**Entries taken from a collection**
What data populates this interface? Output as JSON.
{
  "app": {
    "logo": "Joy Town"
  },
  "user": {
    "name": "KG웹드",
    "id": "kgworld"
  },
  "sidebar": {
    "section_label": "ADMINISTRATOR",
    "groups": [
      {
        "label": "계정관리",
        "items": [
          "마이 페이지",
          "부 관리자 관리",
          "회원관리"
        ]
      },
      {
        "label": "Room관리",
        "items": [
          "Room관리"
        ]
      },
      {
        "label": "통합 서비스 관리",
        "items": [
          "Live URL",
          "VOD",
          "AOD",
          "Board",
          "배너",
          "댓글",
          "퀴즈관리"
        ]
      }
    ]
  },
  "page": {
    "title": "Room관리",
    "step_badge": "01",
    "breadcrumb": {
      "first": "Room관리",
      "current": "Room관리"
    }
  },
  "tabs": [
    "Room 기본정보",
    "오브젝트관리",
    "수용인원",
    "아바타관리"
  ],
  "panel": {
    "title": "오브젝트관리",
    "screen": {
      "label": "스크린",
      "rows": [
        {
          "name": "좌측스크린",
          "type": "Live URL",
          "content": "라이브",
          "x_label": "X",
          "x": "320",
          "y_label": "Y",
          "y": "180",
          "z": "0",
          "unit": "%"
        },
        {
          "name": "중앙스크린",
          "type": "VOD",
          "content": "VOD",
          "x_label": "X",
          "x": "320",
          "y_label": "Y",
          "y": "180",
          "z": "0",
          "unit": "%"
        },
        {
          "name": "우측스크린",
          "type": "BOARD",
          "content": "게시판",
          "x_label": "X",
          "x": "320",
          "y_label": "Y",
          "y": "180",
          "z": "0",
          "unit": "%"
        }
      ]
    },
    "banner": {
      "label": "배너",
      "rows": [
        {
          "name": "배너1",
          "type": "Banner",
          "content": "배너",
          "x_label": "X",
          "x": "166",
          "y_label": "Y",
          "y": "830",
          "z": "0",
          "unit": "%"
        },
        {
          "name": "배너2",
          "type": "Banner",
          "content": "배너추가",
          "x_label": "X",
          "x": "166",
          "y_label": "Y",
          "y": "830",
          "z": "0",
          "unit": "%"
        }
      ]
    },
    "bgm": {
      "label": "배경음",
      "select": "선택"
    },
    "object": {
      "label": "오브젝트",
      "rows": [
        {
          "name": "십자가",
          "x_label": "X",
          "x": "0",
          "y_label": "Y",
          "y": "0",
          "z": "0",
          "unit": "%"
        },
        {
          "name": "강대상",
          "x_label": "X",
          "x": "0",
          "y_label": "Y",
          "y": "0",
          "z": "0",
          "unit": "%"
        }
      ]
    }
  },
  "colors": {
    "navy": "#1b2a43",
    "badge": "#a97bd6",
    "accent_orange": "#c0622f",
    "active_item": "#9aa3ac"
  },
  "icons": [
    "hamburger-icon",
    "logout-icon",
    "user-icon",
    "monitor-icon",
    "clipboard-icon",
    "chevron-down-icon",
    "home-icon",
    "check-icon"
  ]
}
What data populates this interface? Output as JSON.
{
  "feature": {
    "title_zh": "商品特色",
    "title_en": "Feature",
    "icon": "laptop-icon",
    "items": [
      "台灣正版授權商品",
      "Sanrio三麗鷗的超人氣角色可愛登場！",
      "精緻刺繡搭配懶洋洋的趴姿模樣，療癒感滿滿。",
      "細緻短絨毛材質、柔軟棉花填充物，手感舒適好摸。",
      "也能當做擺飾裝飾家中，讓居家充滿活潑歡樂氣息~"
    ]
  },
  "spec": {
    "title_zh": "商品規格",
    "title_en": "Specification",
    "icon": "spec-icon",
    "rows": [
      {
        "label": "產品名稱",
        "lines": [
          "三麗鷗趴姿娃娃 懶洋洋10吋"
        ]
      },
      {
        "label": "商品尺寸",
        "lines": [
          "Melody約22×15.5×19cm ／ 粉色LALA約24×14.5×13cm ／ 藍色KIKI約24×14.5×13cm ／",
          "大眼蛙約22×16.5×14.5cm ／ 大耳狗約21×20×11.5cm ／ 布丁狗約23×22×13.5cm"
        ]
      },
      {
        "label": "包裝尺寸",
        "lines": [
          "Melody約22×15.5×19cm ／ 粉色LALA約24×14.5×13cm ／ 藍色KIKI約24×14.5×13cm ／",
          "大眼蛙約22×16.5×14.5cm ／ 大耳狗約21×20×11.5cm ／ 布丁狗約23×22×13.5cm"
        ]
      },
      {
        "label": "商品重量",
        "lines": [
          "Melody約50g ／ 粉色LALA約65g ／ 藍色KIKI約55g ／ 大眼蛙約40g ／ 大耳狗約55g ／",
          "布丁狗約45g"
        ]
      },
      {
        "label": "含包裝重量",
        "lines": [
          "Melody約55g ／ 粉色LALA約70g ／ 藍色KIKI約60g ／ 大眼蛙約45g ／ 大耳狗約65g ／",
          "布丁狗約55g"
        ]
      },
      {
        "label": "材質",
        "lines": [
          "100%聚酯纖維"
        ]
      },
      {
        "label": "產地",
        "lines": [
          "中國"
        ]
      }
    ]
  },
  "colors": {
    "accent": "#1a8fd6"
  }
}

**What to work on**
Using the entries above, find all lines with "name". Copy them.

**Output**
    "name": "KG웹드",
          "name": "좌측스크린",
          "name": "중앙스크린",
          "name": "우측스크린",
          "name": "배너1",
          "name": "배너2",
          "name": "십자가",
          "name": "강대상",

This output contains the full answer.